## [SET PROBLEM]
Count the lines below that contain the word "Кастелла" and give only the number.

## [RECORDED DATA]
● ● ● ●

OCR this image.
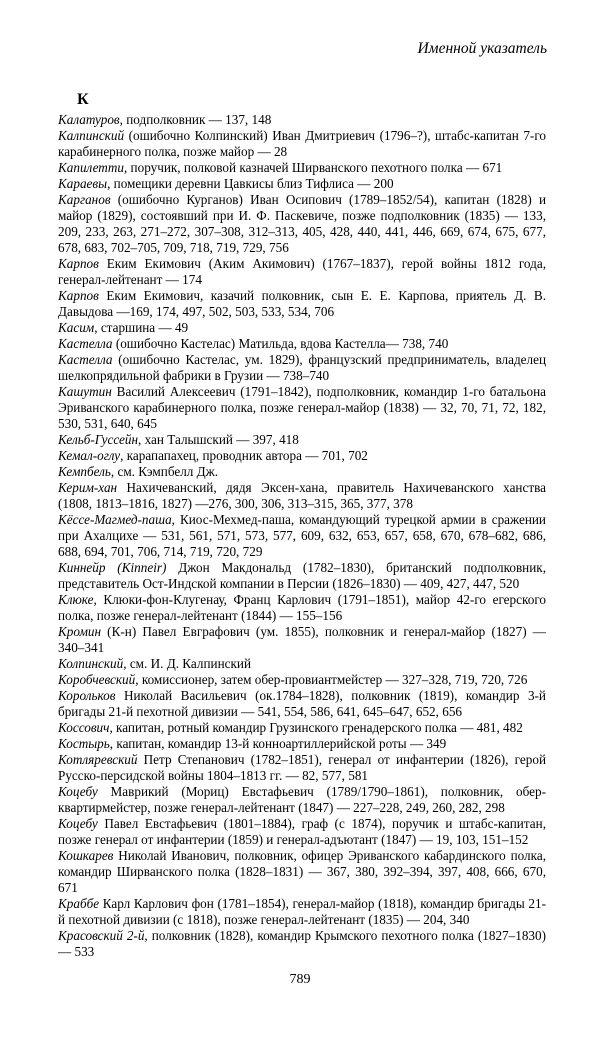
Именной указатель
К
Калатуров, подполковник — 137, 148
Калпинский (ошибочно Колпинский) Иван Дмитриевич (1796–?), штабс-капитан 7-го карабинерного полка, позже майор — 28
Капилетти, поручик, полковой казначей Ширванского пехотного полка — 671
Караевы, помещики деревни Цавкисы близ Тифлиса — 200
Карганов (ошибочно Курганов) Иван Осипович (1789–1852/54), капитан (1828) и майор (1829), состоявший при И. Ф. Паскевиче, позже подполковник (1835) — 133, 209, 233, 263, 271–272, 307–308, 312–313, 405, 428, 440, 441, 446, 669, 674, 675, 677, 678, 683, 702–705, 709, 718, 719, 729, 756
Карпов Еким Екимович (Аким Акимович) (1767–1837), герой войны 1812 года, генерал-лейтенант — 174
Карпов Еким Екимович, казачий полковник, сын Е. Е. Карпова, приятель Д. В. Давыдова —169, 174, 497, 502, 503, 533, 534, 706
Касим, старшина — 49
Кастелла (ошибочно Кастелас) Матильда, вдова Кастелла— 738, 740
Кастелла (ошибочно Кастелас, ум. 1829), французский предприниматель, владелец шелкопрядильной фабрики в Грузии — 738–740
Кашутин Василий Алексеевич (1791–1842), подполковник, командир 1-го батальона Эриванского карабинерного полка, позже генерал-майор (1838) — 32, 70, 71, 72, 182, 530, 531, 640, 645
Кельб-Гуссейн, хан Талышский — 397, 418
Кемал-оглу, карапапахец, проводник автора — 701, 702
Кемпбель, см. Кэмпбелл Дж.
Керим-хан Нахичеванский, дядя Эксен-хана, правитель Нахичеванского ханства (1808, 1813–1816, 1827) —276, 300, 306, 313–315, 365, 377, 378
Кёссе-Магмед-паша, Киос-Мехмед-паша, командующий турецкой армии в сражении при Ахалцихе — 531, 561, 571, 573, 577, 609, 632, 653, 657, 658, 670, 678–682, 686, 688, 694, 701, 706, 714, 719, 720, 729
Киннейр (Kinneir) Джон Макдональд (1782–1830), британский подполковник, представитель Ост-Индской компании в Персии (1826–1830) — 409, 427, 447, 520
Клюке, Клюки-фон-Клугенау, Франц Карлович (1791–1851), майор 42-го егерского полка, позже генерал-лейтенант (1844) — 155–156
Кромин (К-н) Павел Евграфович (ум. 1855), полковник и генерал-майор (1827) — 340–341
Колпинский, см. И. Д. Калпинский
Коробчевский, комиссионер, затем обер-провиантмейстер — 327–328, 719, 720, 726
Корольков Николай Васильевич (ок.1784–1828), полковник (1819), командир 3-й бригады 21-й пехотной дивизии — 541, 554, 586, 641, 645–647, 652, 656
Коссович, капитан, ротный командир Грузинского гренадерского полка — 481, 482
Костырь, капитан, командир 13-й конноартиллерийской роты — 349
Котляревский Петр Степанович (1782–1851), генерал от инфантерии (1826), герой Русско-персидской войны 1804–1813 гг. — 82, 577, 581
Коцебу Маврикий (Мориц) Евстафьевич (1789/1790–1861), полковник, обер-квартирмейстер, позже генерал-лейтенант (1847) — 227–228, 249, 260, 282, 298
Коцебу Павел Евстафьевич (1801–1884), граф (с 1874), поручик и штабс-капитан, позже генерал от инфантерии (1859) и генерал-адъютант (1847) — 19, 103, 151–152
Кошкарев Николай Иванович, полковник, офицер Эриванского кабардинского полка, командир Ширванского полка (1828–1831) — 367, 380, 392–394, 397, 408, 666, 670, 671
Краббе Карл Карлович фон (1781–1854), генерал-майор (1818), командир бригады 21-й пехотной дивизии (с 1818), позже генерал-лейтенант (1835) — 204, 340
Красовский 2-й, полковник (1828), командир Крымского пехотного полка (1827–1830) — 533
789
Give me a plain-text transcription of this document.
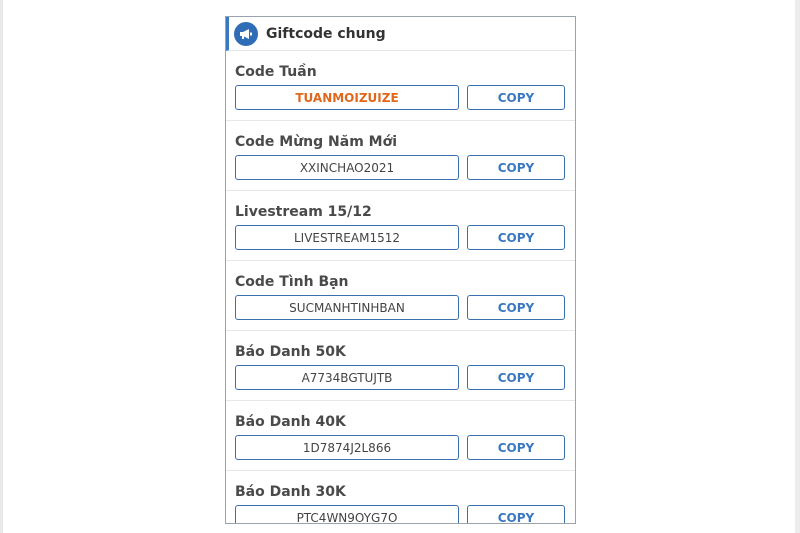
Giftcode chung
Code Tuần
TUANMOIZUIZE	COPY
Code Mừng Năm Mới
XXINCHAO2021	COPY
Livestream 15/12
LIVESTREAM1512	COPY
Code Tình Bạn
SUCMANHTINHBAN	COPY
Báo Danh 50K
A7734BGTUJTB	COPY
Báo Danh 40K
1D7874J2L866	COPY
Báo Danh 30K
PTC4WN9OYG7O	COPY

● ● ● ●

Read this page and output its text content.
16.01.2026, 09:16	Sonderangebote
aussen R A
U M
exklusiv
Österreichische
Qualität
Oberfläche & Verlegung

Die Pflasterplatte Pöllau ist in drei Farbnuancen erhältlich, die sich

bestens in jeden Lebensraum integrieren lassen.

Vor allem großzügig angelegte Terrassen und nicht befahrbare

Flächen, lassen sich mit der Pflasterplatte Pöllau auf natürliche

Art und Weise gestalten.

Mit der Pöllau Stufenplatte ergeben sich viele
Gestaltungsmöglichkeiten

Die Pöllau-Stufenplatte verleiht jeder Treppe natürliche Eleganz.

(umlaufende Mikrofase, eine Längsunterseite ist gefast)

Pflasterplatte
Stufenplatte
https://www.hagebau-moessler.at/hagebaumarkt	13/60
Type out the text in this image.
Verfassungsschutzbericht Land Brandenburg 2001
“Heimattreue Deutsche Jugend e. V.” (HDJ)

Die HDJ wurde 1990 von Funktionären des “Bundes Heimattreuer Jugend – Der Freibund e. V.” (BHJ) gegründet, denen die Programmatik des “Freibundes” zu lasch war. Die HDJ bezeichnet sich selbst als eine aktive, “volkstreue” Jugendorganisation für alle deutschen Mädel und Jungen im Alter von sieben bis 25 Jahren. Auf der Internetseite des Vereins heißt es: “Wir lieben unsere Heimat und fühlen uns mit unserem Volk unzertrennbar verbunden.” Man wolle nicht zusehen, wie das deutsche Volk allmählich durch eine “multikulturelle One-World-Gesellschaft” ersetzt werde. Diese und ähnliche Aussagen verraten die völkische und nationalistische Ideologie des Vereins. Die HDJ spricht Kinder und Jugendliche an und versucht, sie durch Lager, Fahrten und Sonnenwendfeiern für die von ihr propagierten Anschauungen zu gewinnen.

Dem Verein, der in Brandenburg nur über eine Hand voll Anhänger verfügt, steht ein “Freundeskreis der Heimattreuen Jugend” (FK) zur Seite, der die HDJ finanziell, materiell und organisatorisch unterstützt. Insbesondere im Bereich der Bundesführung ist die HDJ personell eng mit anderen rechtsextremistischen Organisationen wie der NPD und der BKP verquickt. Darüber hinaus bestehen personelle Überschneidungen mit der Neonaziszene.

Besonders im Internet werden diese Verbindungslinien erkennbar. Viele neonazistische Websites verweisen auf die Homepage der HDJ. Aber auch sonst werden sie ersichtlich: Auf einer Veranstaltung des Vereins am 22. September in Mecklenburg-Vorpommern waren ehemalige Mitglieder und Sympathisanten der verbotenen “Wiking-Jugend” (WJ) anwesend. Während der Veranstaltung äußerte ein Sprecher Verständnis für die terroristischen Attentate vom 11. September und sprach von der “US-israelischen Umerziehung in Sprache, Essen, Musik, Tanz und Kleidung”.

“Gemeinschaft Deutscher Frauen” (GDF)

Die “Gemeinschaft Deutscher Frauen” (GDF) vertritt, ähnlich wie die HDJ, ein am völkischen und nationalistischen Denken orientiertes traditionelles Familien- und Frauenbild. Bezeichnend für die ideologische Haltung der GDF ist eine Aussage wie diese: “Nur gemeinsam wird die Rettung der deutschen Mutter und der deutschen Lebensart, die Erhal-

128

● ● ● ●

## [EXERCISE SOLUTION]
2